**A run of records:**

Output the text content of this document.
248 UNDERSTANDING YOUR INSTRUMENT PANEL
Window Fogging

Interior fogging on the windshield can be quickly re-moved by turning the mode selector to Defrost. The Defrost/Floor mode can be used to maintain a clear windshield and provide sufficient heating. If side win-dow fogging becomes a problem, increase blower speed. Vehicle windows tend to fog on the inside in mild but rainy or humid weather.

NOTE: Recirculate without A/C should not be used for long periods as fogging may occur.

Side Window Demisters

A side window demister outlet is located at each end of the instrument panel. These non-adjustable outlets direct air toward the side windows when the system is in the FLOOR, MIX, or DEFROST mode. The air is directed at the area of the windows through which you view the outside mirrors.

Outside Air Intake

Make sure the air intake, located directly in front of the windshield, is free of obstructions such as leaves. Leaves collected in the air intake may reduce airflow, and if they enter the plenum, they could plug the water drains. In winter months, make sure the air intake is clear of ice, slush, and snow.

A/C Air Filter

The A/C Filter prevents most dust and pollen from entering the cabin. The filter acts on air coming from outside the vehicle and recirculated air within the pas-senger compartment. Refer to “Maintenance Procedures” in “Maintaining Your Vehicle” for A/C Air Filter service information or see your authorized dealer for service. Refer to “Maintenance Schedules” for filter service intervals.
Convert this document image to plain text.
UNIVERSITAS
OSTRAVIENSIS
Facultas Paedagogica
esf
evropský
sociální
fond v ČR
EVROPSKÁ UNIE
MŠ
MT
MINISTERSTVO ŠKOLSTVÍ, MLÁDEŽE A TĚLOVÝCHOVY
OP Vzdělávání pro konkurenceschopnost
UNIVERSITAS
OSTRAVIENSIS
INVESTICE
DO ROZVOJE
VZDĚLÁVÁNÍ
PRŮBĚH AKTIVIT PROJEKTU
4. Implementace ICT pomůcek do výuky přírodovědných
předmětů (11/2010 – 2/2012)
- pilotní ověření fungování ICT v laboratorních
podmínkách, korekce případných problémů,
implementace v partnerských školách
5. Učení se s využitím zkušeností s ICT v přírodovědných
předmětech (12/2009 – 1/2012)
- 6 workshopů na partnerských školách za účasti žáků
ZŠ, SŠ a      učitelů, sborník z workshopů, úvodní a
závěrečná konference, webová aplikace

**WORK INSTRUCTIONS:** Look through the material and copy each line that has "used".

**REPLY TO THE EXERCISE:**
Interior fogging on the windshield can be quickly re-moved by turning the mode selector to Defrost. The Defrost/Floor mode can be used to maintain a clear windshield and provide sufficient heating. If side win-dow fogging becomes a problem, increase blower speed. Vehicle windows tend to fog on the inside in mild but rainy or humid weather.
NOTE: Recirculate without A/C should not be used for long periods as fogging may occur.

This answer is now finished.